>> start

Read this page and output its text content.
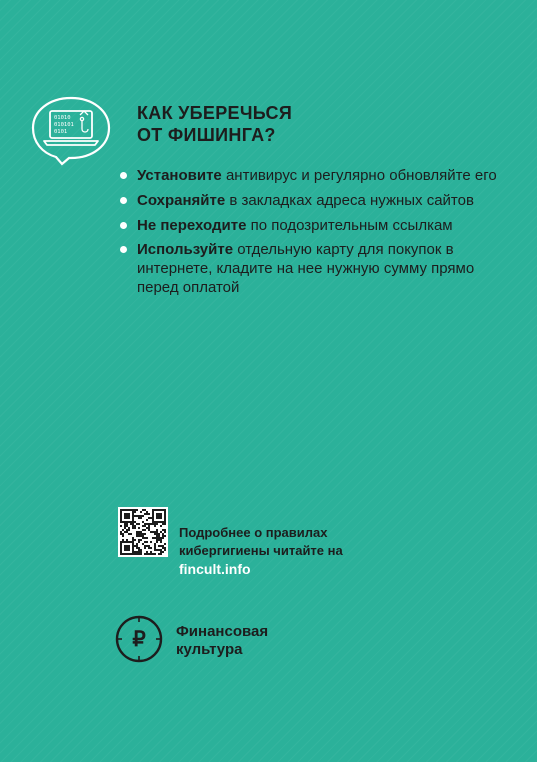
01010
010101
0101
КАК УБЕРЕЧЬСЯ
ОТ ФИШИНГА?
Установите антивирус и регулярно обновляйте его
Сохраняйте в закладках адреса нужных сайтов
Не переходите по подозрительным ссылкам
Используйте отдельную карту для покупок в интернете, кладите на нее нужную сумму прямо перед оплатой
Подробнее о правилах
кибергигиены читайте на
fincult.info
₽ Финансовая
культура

>> end

* Exercise *
The listing above must be printed again exactly, minus its pictures.

* Exercise response *
Read this page and output its text content.
01010
010101
0101
КАК УБЕРЕЧЬСЯ
ОТ ФИШИНГА?
Установите антивирус и регулярно обновляйте его
Сохраняйте в закладках адреса нужных сайтов
Не переходите по подозрительным ссылкам
Используйте отдельную карту для покупок в интернете, кладите на нее нужную сумму прямо перед оплатой
Подробнее о правилах
кибергигиены читайте на
fincult.info
₽ Финансовая
культура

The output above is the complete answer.